----- Records to use

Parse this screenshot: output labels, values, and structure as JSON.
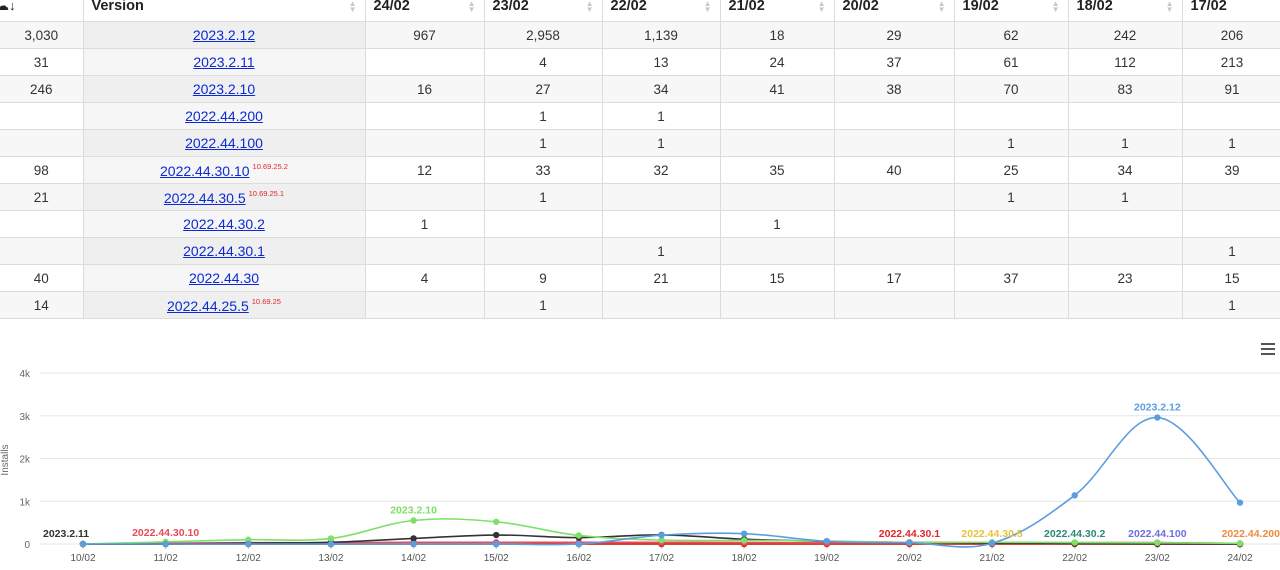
{
  "table": {
    "header": {
      "total_icon": "cloud-download-icon",
      "version": "Version",
      "dates": [
        "24/02",
        "23/02",
        "22/02",
        "21/02",
        "20/02",
        "19/02",
        "18/02",
        "17/02"
      ]
    },
    "rows": [
      {
        "total": "3,030",
        "version": "2023.2.12",
        "tag": "",
        "values": [
          "967",
          "2,958",
          "1,139",
          "18",
          "29",
          "62",
          "242",
          "206"
        ]
      },
      {
        "total": "31",
        "version": "2023.2.11",
        "tag": "",
        "values": [
          "",
          "4",
          "13",
          "24",
          "37",
          "61",
          "112",
          "213"
        ]
      },
      {
        "total": "246",
        "version": "2023.2.10",
        "tag": "",
        "values": [
          "16",
          "27",
          "34",
          "41",
          "38",
          "70",
          "83",
          "91"
        ]
      },
      {
        "total": "",
        "version": "2022.44.200",
        "tag": "",
        "values": [
          "",
          "1",
          "1",
          "",
          "",
          "",
          "",
          ""
        ]
      },
      {
        "total": "",
        "version": "2022.44.100",
        "tag": "",
        "values": [
          "",
          "1",
          "1",
          "",
          "",
          "1",
          "1",
          "1"
        ]
      },
      {
        "total": "98",
        "version": "2022.44.30.10",
        "tag": "10.69.25.2",
        "values": [
          "12",
          "33",
          "32",
          "35",
          "40",
          "25",
          "34",
          "39"
        ]
      },
      {
        "total": "21",
        "version": "2022.44.30.5",
        "tag": "10.69.25.1",
        "values": [
          "",
          "1",
          "",
          "",
          "",
          "1",
          "1",
          ""
        ]
      },
      {
        "total": "",
        "version": "2022.44.30.2",
        "tag": "",
        "values": [
          "1",
          "",
          "",
          "1",
          "",
          "",
          "",
          ""
        ]
      },
      {
        "total": "",
        "version": "2022.44.30.1",
        "tag": "",
        "values": [
          "",
          "",
          "1",
          "",
          "",
          "",
          "",
          "1"
        ]
      },
      {
        "total": "40",
        "version": "2022.44.30",
        "tag": "",
        "values": [
          "4",
          "9",
          "21",
          "15",
          "17",
          "37",
          "23",
          "15"
        ]
      },
      {
        "total": "14",
        "version": "2022.44.25.5",
        "tag": "10.69.25",
        "values": [
          "",
          "1",
          "",
          "",
          "",
          "",
          "",
          "1"
        ]
      }
    ]
  },
  "chart_data": {
    "type": "line",
    "ylabel": "Installs",
    "yticks": [
      "0",
      "1k",
      "2k",
      "3k",
      "4k"
    ],
    "ylim": [
      0,
      4000
    ],
    "categories": [
      "10/02",
      "11/02",
      "12/02",
      "13/02",
      "14/02",
      "15/02",
      "16/02",
      "17/02",
      "18/02",
      "19/02",
      "20/02",
      "21/02",
      "22/02",
      "23/02",
      "24/02"
    ],
    "series": [
      {
        "name": "2023.2.12",
        "color": "#5b9ee0",
        "values": [
          0,
          0,
          0,
          0,
          0,
          0,
          0,
          206,
          242,
          62,
          29,
          18,
          1139,
          2958,
          967
        ],
        "label_index": 13
      },
      {
        "name": "2023.2.10",
        "color": "#7ee06a",
        "values": [
          0,
          50,
          100,
          130,
          550,
          520,
          200,
          91,
          83,
          70,
          38,
          41,
          34,
          27,
          16
        ],
        "label_index": 4
      },
      {
        "name": "2023.2.11",
        "color": "#333333",
        "values": [
          0,
          0,
          20,
          40,
          130,
          210,
          150,
          213,
          112,
          61,
          37,
          24,
          13,
          4,
          0
        ],
        "label_index": 0
      },
      {
        "name": "2022.44.30.10",
        "color": "#e84b5a",
        "values": [
          0,
          20,
          30,
          30,
          40,
          40,
          40,
          39,
          34,
          25,
          40,
          35,
          32,
          33,
          12
        ],
        "label_index": 1
      },
      {
        "name": "2022.44.30.1",
        "color": "#e3262b",
        "values": [
          0,
          0,
          0,
          0,
          0,
          0,
          0,
          1,
          0,
          0,
          0,
          0,
          1,
          0,
          0
        ],
        "label_index": 10
      },
      {
        "name": "2022.44.30.5",
        "color": "#e8c13a",
        "values": [
          0,
          0,
          0,
          0,
          0,
          0,
          0,
          0,
          1,
          1,
          0,
          0,
          0,
          1,
          0
        ],
        "label_index": 11
      },
      {
        "name": "2022.44.30.2",
        "color": "#2a8a72",
        "values": [
          0,
          0,
          0,
          0,
          0,
          0,
          0,
          0,
          0,
          0,
          0,
          1,
          0,
          0,
          1
        ],
        "label_index": 12
      },
      {
        "name": "2022.44.100",
        "color": "#6b6fe0",
        "values": [
          0,
          0,
          0,
          0,
          0,
          0,
          0,
          1,
          1,
          1,
          0,
          0,
          1,
          1,
          0
        ],
        "label_index": 13
      },
      {
        "name": "2022.44.200",
        "color": "#f08a3c",
        "values": [
          0,
          0,
          0,
          0,
          0,
          0,
          0,
          0,
          0,
          0,
          0,
          0,
          1,
          1,
          0
        ],
        "label_index": 14
      }
    ]
  }
}
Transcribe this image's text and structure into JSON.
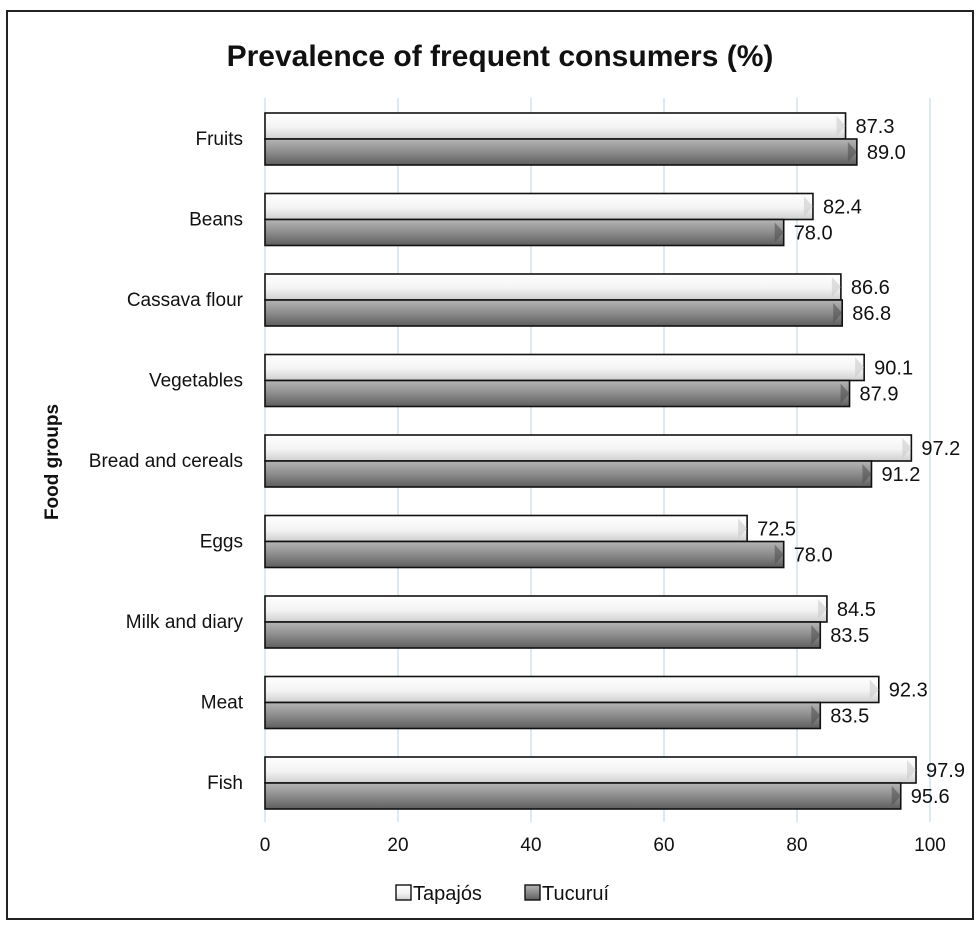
{
  "chart_data": {
    "type": "bar",
    "orientation": "horizontal",
    "title": "Prevalence of frequent consumers (%)",
    "ylabel": "Food groups",
    "xlabel": "",
    "categories": [
      "Fruits",
      "Beans",
      "Cassava flour",
      "Vegetables",
      "Bread and cereals",
      "Eggs",
      "Milk and diary",
      "Meat",
      "Fish"
    ],
    "series": [
      {
        "name": "Tapajós",
        "values": [
          87.3,
          82.4,
          86.6,
          90.1,
          97.2,
          72.5,
          84.5,
          92.3,
          97.9
        ],
        "labels": [
          "87.3",
          "82.4",
          "86.6",
          "90.1",
          "97.2",
          "72.5",
          "84.5",
          "92.3",
          "97.9"
        ],
        "color": "#f4f4f4"
      },
      {
        "name": "Tucuruí",
        "values": [
          89.0,
          78.0,
          86.8,
          87.9,
          91.2,
          78.0,
          83.5,
          83.5,
          95.6
        ],
        "labels": [
          "89.0",
          "78.0",
          "86.8",
          "87.9",
          "91.2",
          "78.0",
          "83.5",
          "83.5",
          "95.6"
        ],
        "color": "#8a8a8a"
      }
    ],
    "xlim": [
      0,
      100
    ],
    "xticks": [
      "0",
      "20",
      "40",
      "60",
      "80",
      "100"
    ],
    "grid": true,
    "gridline_color": "#cfe3ef",
    "legend_position": "bottom"
  }
}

----------

**Aim of the exercise**:
Leave out the pictures and restate everything else word for word.

**Task answer**:
Parse this screenshot: output labels, values, and structure as JSON.
{
  "table": {
    "header": {
      "total_icon": "cloud-download-icon",
      "version": "Version",
      "dates": [
        "24/02",
        "23/02",
        "22/02",
        "21/02",
        "20/02",
        "19/02",
        "18/02",
        "17/02"
      ]
    },
    "rows": [
      {
        "total": "3,030",
        "version": "2023.2.12",
        "tag": "",
        "values": [
          "967",
          "2,958",
          "1,139",
          "18",
          "29",
          "62",
          "242",
          "206"
        ]
      },
      {
        "total": "31",
        "version": "2023.2.11",
        "tag": "",
        "values": [
          "",
          "4",
          "13",
          "24",
          "37",
          "61",
          "112",
          "213"
        ]
      },
      {
        "total": "246",
        "version": "2023.2.10",
        "tag": "",
        "values": [
          "16",
          "27",
          "34",
          "41",
          "38",
          "70",
          "83",
          "91"
        ]
      },
      {
        "total": "",
        "version": "2022.44.200",
        "tag": "",
        "values": [
          "",
          "1",
          "1",
          "",
          "",
          "",
          "",
          ""
        ]
      },
      {
        "total": "",
        "version": "2022.44.100",
        "tag": "",
        "values": [
          "",
          "1",
          "1",
          "",
          "",
          "1",
          "1",
          "1"
        ]
      },
      {
        "total": "98",
        "version": "2022.44.30.10",
        "tag": "10.69.25.2",
        "values": [
          "12",
          "33",
          "32",
          "35",
          "40",
          "25",
          "34",
          "39"
        ]
      },
      {
        "total": "21",
        "version": "2022.44.30.5",
        "tag": "10.69.25.1",
        "values": [
          "",
          "1",
          "",
          "",
          "",
          "1",
          "1",
          ""
        ]
      },
      {
        "total": "",
        "version": "2022.44.30.2",
        "tag": "",
        "values": [
          "1",
          "",
          "",
          "1",
          "",
          "",
          "",
          ""
        ]
      },
      {
        "total": "",
        "version": "2022.44.30.1",
        "tag": "",
        "values": [
          "",
          "",
          "1",
          "",
          "",
          "",
          "",
          "1"
        ]
      },
      {
        "total": "40",
        "version": "2022.44.30",
        "tag": "",
        "values": [
          "4",
          "9",
          "21",
          "15",
          "17",
          "37",
          "23",
          "15"
        ]
      },
      {
        "total": "14",
        "version": "2022.44.25.5",
        "tag": "10.69.25",
        "values": [
          "",
          "1",
          "",
          "",
          "",
          "",
          "",
          "1"
        ]
      }
    ]
  },
  "chart_data": {
    "type": "line",
    "ylabel": "Installs",
    "yticks": [
      "0",
      "1k",
      "2k",
      "3k",
      "4k"
    ],
    "ylim": [
      0,
      4000
    ],
    "categories": [
      "10/02",
      "11/02",
      "12/02",
      "13/02",
      "14/02",
      "15/02",
      "16/02",
      "17/02",
      "18/02",
      "19/02",
      "20/02",
      "21/02",
      "22/02",
      "23/02",
      "24/02"
    ],
    "series": [
      {
        "name": "2023.2.12",
        "color": "#5b9ee0",
        "values": [
          0,
          0,
          0,
          0,
          0,
          0,
          0,
          206,
          242,
          62,
          29,
          18,
          1139,
          2958,
          967
        ],
        "label_index": 13
      },
      {
        "name": "2023.2.10",
        "color": "#7ee06a",
        "values": [
          0,
          50,
          100,
          130,
          550,
          520,
          200,
          91,
          83,
          70,
          38,
          41,
          34,
          27,
          16
        ],
        "label_index": 4
      },
      {
        "name": "2023.2.11",
        "color": "#333333",
        "values": [
          0,
          0,
          20,
          40,
          130,
          210,
          150,
          213,
          112,
          61,
          37,
          24,
          13,
          4,
          0
        ],
        "label_index": 0
      },
      {
        "name": "2022.44.30.10",
        "color": "#e84b5a",
        "values": [
          0,
          20,
          30,
          30,
          40,
          40,
          40,
          39,
          34,
          25,
          40,
          35,
          32,
          33,
          12
        ],
        "label_index": 1
      },
      {
        "name": "2022.44.30.1",
        "color": "#e3262b",
        "values": [
          0,
          0,
          0,
          0,
          0,
          0,
          0,
          1,
          0,
          0,
          0,
          0,
          1,
          0,
          0
        ],
        "label_index": 10
      },
      {
        "name": "2022.44.30.5",
        "color": "#e8c13a",
        "values": [
          0,
          0,
          0,
          0,
          0,
          0,
          0,
          0,
          1,
          1,
          0,
          0,
          0,
          1,
          0
        ],
        "label_index": 11
      },
      {
        "name": "2022.44.30.2",
        "color": "#2a8a72",
        "values": [
          0,
          0,
          0,
          0,
          0,
          0,
          0,
          0,
          0,
          0,
          0,
          1,
          0,
          0,
          1
        ],
        "label_index": 12
      },
      {
        "name": "2022.44.100",
        "color": "#6b6fe0",
        "values": [
          0,
          0,
          0,
          0,
          0,
          0,
          0,
          1,
          1,
          1,
          0,
          0,
          1,
          1,
          0
        ],
        "label_index": 13
      },
      {
        "name": "2022.44.200",
        "color": "#f08a3c",
        "values": [
          0,
          0,
          0,
          0,
          0,
          0,
          0,
          0,
          0,
          0,
          0,
          0,
          1,
          1,
          0
        ],
        "label_index": 14
      }
    ]
  }
}
Transcribe this image's text and structure into JSON.
{
  "chart_data": {
    "type": "bar",
    "orientation": "horizontal",
    "title": "Prevalence of frequent consumers (%)",
    "ylabel": "Food groups",
    "xlabel": "",
    "categories": [
      "Fruits",
      "Beans",
      "Cassava flour",
      "Vegetables",
      "Bread and cereals",
      "Eggs",
      "Milk and diary",
      "Meat",
      "Fish"
    ],
    "series": [
      {
        "name": "Tapajós",
        "values": [
          87.3,
          82.4,
          86.6,
          90.1,
          97.2,
          72.5,
          84.5,
          92.3,
          97.9
        ],
        "labels": [
          "87.3",
          "82.4",
          "86.6",
          "90.1",
          "97.2",
          "72.5",
          "84.5",
          "92.3",
          "97.9"
        ],
        "color": "#f4f4f4"
      },
      {
        "name": "Tucuruí",
        "values": [
          89.0,
          78.0,
          86.8,
          87.9,
          91.2,
          78.0,
          83.5,
          83.5,
          95.6
        ],
        "labels": [
          "89.0",
          "78.0",
          "86.8",
          "87.9",
          "91.2",
          "78.0",
          "83.5",
          "83.5",
          "95.6"
        ],
        "color": "#8a8a8a"
      }
    ],
    "xlim": [
      0,
      100
    ],
    "xticks": [
      "0",
      "20",
      "40",
      "60",
      "80",
      "100"
    ],
    "grid": true,
    "gridline_color": "#cfe3ef",
    "legend_position": "bottom"
  }
}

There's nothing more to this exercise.